WHAT IS REQUIRED |
Collect all lines from the records below that include the word "также".

DATASET EXCERPTS |

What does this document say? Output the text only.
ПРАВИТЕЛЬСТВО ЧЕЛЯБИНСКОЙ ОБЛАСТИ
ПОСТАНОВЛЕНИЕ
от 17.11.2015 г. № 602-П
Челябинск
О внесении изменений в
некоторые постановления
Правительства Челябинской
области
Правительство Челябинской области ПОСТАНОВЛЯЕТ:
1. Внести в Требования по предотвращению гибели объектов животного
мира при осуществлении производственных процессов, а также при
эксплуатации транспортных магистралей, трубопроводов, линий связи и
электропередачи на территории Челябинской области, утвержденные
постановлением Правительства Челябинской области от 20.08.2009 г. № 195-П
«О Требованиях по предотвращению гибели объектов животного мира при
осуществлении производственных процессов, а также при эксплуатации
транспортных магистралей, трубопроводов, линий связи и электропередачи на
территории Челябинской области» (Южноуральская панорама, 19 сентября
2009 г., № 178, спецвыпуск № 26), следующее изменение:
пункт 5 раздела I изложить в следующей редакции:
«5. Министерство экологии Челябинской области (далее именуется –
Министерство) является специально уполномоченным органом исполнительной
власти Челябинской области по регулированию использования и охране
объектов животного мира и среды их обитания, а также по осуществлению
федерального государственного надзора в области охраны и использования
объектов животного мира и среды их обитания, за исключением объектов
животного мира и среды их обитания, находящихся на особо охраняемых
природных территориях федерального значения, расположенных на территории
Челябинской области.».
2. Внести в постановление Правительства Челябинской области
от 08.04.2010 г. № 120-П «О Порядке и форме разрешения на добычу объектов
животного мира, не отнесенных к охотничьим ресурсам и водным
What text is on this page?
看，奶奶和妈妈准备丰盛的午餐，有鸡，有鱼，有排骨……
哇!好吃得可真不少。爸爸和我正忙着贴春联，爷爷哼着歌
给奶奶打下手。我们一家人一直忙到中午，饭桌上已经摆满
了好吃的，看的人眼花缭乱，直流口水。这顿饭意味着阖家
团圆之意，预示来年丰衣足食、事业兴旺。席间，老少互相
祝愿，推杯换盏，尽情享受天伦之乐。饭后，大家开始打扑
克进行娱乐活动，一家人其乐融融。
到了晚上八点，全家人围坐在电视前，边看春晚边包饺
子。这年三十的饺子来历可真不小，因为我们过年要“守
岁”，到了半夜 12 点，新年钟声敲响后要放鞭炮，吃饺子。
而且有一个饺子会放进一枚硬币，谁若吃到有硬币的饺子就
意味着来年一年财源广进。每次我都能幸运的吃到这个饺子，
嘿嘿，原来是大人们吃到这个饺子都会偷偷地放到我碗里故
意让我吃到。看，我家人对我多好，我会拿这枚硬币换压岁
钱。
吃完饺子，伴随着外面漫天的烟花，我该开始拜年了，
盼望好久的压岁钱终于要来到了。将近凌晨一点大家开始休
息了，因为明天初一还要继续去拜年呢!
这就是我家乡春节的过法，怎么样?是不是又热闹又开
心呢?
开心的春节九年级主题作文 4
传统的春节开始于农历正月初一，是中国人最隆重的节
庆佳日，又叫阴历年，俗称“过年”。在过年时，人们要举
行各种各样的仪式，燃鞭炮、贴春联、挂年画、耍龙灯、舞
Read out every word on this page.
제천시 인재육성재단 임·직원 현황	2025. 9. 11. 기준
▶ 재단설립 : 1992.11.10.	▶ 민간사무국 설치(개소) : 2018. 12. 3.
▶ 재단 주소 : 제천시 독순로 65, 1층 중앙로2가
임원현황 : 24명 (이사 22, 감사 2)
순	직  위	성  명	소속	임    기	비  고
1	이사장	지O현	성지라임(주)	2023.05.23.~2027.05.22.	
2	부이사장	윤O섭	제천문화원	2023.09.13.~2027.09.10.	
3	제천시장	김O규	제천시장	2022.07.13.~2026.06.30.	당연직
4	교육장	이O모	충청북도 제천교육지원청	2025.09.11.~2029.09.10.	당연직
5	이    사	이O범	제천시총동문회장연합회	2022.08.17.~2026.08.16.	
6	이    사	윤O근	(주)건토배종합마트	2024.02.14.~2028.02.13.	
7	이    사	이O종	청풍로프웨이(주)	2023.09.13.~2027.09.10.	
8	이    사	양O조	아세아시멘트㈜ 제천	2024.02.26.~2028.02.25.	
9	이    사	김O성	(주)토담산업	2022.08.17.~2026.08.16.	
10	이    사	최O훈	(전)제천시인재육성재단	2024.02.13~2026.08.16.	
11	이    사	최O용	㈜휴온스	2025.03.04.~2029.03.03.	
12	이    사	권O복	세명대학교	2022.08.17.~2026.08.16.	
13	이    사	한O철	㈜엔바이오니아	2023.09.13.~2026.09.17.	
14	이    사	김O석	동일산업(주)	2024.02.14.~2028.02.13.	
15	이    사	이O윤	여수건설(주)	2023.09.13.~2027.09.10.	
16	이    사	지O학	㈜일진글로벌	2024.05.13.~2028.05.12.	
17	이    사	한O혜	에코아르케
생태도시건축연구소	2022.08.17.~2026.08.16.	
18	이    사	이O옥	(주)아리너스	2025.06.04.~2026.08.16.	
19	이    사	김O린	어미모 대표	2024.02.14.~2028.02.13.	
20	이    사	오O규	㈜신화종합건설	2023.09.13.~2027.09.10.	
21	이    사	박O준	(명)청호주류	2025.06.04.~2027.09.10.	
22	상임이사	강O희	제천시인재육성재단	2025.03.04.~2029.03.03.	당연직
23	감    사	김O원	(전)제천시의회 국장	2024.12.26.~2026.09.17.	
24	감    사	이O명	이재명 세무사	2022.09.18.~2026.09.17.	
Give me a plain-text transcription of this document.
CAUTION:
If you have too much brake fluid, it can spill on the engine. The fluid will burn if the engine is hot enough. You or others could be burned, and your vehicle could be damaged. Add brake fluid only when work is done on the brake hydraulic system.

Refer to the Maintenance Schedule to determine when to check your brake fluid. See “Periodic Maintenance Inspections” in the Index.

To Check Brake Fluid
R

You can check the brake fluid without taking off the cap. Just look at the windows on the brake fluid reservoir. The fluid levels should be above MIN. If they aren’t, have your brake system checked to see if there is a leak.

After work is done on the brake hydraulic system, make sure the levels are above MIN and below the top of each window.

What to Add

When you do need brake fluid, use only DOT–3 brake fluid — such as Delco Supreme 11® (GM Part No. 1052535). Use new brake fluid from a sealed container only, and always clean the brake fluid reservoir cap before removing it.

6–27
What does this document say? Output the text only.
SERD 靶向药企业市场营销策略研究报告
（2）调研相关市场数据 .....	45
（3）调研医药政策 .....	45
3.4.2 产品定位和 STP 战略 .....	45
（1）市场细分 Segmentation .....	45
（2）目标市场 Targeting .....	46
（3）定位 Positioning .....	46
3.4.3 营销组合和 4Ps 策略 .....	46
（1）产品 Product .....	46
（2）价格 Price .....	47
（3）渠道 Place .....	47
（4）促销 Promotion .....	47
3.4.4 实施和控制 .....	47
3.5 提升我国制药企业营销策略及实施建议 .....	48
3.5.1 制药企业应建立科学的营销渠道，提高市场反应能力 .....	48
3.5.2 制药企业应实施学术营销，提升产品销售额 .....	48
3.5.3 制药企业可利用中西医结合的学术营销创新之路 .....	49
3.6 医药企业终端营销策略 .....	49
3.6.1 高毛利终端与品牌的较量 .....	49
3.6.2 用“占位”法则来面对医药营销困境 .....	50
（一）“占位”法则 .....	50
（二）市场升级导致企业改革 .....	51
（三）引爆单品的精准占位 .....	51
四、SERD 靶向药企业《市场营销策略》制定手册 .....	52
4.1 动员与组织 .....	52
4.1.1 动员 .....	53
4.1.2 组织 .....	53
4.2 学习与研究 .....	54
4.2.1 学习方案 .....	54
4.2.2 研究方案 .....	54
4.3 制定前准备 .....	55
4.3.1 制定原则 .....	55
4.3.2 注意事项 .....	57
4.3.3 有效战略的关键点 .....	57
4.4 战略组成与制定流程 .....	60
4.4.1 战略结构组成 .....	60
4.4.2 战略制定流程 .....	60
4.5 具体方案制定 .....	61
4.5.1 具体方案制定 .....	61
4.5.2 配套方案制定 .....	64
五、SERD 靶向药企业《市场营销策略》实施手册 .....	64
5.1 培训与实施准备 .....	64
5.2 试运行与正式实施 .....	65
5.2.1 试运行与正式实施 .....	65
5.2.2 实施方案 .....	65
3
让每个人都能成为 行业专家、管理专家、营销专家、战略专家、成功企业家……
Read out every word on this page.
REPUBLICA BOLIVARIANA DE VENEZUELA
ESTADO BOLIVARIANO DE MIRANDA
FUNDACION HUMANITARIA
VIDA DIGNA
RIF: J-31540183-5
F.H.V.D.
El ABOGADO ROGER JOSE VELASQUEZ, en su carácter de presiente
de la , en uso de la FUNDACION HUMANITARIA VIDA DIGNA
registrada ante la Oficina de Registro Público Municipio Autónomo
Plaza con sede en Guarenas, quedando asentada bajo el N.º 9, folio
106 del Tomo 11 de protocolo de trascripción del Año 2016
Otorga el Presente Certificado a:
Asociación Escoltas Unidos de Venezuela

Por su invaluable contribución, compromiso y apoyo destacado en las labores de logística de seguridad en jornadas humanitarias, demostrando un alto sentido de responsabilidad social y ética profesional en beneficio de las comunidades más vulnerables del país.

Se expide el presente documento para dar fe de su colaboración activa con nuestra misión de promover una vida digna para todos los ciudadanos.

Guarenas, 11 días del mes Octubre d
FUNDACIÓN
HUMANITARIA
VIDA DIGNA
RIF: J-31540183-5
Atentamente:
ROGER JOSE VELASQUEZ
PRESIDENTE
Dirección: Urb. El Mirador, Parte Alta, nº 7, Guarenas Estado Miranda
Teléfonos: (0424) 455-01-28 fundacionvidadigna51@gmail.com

THE RESPONSE |
мира при осуществлении производственных процессов, а также при
осуществлении производственных процессов, а также при эксплуатации
объектов животного мира и среды их обитания, а также по осуществлению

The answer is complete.